Entries taken from a collection:
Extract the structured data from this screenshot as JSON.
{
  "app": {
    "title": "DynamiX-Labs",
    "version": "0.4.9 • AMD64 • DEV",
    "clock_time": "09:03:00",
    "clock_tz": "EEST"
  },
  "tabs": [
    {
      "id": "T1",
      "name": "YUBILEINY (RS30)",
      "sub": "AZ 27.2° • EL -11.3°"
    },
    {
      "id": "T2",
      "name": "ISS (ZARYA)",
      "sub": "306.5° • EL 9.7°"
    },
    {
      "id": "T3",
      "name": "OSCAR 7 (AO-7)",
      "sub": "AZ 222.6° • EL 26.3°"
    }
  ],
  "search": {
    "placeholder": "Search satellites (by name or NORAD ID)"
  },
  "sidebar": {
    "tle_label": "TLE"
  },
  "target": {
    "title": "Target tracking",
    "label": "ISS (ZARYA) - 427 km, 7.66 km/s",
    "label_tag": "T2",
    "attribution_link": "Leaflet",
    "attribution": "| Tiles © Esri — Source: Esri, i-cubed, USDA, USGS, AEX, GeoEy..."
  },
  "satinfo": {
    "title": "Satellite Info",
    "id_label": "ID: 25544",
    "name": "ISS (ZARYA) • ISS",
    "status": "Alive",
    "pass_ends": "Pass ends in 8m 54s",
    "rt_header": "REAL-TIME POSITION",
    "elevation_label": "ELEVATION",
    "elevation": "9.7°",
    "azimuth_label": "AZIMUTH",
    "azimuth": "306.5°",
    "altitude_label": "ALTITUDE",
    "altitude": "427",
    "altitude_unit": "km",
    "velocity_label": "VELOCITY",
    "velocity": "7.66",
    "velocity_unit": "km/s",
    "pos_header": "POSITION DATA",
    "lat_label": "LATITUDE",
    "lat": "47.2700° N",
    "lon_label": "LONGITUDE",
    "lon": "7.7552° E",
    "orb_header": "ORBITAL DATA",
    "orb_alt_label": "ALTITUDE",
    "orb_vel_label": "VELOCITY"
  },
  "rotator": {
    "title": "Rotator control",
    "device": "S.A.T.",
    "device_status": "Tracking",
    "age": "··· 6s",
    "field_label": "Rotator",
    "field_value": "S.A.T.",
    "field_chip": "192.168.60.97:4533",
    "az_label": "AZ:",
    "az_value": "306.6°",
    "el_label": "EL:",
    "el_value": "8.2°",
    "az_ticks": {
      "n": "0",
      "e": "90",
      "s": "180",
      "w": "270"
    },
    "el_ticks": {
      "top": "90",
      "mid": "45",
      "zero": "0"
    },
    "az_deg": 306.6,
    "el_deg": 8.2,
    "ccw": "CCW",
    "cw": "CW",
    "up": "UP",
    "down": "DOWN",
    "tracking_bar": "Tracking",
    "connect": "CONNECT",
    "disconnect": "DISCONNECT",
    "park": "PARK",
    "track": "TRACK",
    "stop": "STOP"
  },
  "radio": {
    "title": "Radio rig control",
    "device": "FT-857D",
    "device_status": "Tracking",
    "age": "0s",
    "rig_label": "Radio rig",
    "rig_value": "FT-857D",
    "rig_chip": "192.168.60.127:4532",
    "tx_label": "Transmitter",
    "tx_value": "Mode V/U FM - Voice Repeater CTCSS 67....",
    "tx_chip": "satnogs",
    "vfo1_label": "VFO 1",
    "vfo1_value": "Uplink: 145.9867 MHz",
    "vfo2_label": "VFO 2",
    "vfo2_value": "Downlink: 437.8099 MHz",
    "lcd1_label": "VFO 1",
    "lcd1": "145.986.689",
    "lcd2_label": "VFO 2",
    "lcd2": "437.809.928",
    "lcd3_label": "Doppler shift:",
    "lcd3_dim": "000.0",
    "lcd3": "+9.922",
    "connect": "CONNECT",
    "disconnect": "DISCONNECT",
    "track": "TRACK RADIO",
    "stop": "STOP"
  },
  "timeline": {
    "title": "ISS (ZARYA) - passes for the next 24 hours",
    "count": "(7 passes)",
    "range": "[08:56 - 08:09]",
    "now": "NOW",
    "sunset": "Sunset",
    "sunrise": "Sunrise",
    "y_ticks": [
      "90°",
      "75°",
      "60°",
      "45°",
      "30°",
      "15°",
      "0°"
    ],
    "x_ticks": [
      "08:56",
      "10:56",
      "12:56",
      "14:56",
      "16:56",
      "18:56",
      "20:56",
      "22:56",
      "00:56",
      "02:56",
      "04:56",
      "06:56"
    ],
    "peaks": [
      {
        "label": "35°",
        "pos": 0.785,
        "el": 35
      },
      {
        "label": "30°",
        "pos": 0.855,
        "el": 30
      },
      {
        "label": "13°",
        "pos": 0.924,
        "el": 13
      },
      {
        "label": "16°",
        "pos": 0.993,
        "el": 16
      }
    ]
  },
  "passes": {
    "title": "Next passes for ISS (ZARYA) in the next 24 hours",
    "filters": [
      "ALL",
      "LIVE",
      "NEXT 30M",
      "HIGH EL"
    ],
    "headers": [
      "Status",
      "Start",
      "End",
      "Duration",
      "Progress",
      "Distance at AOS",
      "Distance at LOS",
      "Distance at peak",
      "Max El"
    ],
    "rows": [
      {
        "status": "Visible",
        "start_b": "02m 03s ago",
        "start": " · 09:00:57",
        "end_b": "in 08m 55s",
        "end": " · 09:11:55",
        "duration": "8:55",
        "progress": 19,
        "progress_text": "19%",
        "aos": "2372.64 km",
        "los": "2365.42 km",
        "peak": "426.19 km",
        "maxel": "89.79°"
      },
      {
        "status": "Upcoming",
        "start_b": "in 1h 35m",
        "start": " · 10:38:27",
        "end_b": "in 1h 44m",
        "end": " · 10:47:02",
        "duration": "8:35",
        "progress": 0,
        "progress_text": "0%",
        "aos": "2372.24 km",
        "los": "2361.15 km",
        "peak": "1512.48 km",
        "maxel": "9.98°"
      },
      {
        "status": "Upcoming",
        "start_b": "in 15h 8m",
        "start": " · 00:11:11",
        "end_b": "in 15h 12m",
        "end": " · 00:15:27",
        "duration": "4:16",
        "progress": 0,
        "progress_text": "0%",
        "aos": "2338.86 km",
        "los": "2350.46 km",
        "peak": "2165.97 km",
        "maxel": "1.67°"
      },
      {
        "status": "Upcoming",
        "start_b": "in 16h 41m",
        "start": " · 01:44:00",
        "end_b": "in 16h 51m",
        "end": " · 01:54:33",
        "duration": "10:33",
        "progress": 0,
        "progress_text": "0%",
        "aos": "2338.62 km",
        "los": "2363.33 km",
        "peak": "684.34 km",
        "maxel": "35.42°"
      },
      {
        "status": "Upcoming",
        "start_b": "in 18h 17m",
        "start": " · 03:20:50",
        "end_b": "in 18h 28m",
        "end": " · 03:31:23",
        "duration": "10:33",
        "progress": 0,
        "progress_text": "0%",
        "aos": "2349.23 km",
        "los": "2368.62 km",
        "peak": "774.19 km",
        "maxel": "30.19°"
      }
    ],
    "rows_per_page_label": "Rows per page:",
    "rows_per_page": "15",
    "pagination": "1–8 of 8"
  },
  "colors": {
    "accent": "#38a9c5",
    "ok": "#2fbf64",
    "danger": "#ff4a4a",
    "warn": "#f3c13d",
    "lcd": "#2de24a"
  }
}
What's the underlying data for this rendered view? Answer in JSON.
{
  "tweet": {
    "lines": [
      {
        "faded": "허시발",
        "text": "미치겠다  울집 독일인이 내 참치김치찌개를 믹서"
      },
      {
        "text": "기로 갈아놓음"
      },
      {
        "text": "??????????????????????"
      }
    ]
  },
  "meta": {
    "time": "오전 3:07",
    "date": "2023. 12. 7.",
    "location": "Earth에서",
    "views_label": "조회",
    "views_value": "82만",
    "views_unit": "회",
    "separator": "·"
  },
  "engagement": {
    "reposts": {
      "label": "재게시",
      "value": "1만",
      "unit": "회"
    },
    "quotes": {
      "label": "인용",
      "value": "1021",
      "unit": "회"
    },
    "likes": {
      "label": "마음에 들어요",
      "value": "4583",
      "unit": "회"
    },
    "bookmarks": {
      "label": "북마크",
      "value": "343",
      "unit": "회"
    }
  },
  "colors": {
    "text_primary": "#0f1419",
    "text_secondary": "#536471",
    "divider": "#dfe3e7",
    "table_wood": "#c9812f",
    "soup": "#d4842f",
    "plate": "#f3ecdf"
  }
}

*THE TASK*: From the data above, count the lines where "control" occurs and give that figure and nothing else.

*RESULT OF THE TASK*: 2